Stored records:
◇ ◇ ◇ ◇ ◇ ◇ ◇
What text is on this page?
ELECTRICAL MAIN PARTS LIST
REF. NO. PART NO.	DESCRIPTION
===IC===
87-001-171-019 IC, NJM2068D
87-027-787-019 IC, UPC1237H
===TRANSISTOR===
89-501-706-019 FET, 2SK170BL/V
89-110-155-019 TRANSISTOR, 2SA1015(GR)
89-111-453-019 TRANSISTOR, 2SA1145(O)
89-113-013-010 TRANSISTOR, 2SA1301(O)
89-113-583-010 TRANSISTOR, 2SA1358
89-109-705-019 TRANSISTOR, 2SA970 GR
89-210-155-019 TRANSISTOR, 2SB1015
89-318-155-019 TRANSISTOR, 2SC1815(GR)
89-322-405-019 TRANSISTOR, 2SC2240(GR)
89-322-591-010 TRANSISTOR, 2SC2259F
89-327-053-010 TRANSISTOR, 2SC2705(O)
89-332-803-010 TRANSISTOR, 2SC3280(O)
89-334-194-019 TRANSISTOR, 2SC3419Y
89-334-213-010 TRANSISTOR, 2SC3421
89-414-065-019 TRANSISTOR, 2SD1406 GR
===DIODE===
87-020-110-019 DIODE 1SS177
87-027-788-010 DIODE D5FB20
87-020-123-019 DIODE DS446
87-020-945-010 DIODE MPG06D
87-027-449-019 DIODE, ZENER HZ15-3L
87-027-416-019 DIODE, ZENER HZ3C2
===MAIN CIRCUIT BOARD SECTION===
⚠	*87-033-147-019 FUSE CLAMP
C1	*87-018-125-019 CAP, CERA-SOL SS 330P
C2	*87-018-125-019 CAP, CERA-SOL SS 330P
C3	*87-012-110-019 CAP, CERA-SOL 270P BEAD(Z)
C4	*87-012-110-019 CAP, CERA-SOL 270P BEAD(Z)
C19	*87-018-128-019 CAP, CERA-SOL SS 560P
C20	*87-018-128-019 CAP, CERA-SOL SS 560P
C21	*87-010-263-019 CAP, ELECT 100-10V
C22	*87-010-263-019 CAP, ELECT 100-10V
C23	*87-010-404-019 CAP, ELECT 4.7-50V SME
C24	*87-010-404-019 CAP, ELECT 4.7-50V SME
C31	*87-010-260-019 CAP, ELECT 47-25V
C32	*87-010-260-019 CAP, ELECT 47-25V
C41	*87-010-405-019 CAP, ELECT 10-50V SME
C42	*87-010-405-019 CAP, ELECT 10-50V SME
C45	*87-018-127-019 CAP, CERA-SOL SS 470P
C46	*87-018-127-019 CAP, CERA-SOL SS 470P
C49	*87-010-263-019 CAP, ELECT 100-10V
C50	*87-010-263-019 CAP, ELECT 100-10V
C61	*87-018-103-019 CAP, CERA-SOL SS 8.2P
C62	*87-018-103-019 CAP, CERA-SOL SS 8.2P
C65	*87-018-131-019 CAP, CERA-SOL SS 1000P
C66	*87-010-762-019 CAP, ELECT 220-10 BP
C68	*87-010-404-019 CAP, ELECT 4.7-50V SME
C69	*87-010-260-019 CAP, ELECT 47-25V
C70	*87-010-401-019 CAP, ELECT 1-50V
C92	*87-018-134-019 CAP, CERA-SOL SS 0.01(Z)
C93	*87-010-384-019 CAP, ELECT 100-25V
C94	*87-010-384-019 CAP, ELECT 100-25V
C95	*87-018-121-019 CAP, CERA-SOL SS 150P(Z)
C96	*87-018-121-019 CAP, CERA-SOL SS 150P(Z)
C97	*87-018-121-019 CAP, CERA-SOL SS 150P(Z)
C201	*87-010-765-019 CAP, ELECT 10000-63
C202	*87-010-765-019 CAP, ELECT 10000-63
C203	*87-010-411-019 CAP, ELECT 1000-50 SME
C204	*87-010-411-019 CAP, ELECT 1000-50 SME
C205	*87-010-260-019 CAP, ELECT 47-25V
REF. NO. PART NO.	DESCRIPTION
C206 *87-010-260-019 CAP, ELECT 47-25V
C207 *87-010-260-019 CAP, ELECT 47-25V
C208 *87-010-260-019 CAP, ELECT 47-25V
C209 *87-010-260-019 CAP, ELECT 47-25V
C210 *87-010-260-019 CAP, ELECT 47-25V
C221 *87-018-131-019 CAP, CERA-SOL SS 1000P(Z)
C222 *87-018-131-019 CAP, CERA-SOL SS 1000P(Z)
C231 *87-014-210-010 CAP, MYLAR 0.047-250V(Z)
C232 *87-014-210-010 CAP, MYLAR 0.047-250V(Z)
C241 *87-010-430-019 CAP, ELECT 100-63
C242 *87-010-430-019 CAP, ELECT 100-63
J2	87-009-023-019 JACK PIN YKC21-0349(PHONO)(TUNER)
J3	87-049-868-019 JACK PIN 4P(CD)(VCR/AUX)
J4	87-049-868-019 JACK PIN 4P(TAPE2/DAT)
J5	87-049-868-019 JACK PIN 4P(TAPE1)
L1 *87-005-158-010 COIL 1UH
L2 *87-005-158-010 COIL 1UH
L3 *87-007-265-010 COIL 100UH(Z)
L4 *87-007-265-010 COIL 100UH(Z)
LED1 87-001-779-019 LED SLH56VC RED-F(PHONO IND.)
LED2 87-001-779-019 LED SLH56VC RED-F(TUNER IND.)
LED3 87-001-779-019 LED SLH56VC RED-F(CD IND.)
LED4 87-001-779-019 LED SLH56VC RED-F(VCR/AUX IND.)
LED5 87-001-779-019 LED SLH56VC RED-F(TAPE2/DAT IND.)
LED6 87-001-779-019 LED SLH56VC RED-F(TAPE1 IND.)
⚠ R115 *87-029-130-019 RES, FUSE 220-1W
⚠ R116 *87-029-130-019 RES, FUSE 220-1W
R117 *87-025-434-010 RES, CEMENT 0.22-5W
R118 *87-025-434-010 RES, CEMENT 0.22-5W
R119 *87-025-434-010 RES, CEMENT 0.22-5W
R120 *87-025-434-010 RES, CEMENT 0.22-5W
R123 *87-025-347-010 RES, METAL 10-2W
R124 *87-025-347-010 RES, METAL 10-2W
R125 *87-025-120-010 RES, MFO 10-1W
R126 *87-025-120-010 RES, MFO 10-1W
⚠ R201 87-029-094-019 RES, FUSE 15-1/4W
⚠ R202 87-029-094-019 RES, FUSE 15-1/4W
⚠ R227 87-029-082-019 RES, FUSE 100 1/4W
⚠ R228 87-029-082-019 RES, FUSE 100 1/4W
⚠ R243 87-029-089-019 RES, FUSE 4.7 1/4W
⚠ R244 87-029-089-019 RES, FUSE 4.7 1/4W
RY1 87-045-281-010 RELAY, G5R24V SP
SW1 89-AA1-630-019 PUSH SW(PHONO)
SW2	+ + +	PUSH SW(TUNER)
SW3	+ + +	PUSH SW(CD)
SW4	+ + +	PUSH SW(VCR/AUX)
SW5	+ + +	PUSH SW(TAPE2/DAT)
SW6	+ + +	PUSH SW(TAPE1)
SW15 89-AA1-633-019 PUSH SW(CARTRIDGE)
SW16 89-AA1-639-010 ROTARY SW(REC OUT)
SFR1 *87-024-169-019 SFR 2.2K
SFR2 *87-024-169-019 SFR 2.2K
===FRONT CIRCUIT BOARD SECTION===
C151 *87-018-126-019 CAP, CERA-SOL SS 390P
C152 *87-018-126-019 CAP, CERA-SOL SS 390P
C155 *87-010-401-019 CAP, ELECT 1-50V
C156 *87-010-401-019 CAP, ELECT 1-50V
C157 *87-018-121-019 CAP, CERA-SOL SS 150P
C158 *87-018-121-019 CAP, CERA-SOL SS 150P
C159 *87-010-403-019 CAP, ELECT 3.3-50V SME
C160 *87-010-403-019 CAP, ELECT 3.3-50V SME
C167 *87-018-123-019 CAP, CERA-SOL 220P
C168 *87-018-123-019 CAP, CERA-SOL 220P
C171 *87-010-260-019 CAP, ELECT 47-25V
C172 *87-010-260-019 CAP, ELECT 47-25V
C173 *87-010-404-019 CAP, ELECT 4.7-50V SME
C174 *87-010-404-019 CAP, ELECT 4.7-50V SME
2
◇ ◇ ◇ ◇ ◇ ◇ ◇
### Your objective
Count every line bearing the word "PUSH"; report the total only.

### Written response
7